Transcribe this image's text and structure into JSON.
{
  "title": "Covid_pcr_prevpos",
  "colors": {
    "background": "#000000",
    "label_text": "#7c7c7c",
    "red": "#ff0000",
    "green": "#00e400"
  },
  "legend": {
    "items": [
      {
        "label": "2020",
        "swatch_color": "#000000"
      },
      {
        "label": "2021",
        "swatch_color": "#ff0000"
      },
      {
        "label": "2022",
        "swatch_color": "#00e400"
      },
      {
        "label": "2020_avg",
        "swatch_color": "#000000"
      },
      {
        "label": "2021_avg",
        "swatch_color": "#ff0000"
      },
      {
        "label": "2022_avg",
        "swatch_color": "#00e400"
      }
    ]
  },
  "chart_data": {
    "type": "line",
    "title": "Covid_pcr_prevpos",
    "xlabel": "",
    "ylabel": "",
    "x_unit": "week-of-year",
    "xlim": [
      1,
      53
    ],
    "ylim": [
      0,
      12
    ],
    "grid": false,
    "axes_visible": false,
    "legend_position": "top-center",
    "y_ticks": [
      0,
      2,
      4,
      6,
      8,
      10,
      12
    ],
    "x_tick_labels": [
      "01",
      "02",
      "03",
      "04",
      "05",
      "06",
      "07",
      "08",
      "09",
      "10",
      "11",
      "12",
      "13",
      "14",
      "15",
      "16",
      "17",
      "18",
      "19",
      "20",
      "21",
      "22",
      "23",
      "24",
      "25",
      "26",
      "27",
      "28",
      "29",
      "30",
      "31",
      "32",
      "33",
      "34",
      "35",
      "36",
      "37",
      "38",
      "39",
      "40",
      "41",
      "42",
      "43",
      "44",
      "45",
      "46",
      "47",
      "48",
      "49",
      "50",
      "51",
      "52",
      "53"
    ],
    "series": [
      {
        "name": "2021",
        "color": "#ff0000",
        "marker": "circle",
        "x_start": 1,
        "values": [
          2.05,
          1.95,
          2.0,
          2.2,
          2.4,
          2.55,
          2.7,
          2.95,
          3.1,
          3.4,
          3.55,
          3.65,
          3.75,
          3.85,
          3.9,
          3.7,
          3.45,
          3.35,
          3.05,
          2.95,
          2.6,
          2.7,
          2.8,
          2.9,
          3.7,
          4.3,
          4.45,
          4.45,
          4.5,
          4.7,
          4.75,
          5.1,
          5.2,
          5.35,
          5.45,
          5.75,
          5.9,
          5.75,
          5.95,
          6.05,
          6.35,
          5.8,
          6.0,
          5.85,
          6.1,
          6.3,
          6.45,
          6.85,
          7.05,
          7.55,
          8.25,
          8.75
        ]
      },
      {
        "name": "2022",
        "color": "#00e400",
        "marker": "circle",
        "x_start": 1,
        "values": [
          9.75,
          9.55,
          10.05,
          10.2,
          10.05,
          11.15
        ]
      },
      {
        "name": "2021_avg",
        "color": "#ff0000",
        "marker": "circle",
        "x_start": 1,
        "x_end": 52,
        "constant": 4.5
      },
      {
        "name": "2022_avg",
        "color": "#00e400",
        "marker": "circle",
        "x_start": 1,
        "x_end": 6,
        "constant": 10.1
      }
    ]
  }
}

CHALLENGE: Write the listing out again, exactly as shown above.

ANSWER FOR THIS EXERCISE:
Transcribe this image's text and structure into JSON.
{
  "title": "Covid_pcr_prevpos",
  "colors": {
    "background": "#000000",
    "label_text": "#7c7c7c",
    "red": "#ff0000",
    "green": "#00e400"
  },
  "legend": {
    "items": [
      {
        "label": "2020",
        "swatch_color": "#000000"
      },
      {
        "label": "2021",
        "swatch_color": "#ff0000"
      },
      {
        "label": "2022",
        "swatch_color": "#00e400"
      },
      {
        "label": "2020_avg",
        "swatch_color": "#000000"
      },
      {
        "label": "2021_avg",
        "swatch_color": "#ff0000"
      },
      {
        "label": "2022_avg",
        "swatch_color": "#00e400"
      }
    ]
  },
  "chart_data": {
    "type": "line",
    "title": "Covid_pcr_prevpos",
    "xlabel": "",
    "ylabel": "",
    "x_unit": "week-of-year",
    "xlim": [
      1,
      53
    ],
    "ylim": [
      0,
      12
    ],
    "grid": false,
    "axes_visible": false,
    "legend_position": "top-center",
    "y_ticks": [
      0,
      2,
      4,
      6,
      8,
      10,
      12
    ],
    "x_tick_labels": [
      "01",
      "02",
      "03",
      "04",
      "05",
      "06",
      "07",
      "08",
      "09",
      "10",
      "11",
      "12",
      "13",
      "14",
      "15",
      "16",
      "17",
      "18",
      "19",
      "20",
      "21",
      "22",
      "23",
      "24",
      "25",
      "26",
      "27",
      "28",
      "29",
      "30",
      "31",
      "32",
      "33",
      "34",
      "35",
      "36",
      "37",
      "38",
      "39",
      "40",
      "41",
      "42",
      "43",
      "44",
      "45",
      "46",
      "47",
      "48",
      "49",
      "50",
      "51",
      "52",
      "53"
    ],
    "series": [
      {
        "name": "2021",
        "color": "#ff0000",
        "marker": "circle",
        "x_start": 1,
        "values": [
          2.05,
          1.95,
          2.0,
          2.2,
          2.4,
          2.55,
          2.7,
          2.95,
          3.1,
          3.4,
          3.55,
          3.65,
          3.75,
          3.85,
          3.9,
          3.7,
          3.45,
          3.35,
          3.05,
          2.95,
          2.6,
          2.7,
          2.8,
          2.9,
          3.7,
          4.3,
          4.45,
          4.45,
          4.5,
          4.7,
          4.75,
          5.1,
          5.2,
          5.35,
          5.45,
          5.75,
          5.9,
          5.75,
          5.95,
          6.05,
          6.35,
          5.8,
          6.0,
          5.85,
          6.1,
          6.3,
          6.45,
          6.85,
          7.05,
          7.55,
          8.25,
          8.75
        ]
      },
      {
        "name": "2022",
        "color": "#00e400",
        "marker": "circle",
        "x_start": 1,
        "values": [
          9.75,
          9.55,
          10.05,
          10.2,
          10.05,
          11.15
        ]
      },
      {
        "name": "2021_avg",
        "color": "#ff0000",
        "marker": "circle",
        "x_start": 1,
        "x_end": 52,
        "constant": 4.5
      },
      {
        "name": "2022_avg",
        "color": "#00e400",
        "marker": "circle",
        "x_start": 1,
        "x_end": 6,
        "constant": 10.1
      }
    ]
  }
}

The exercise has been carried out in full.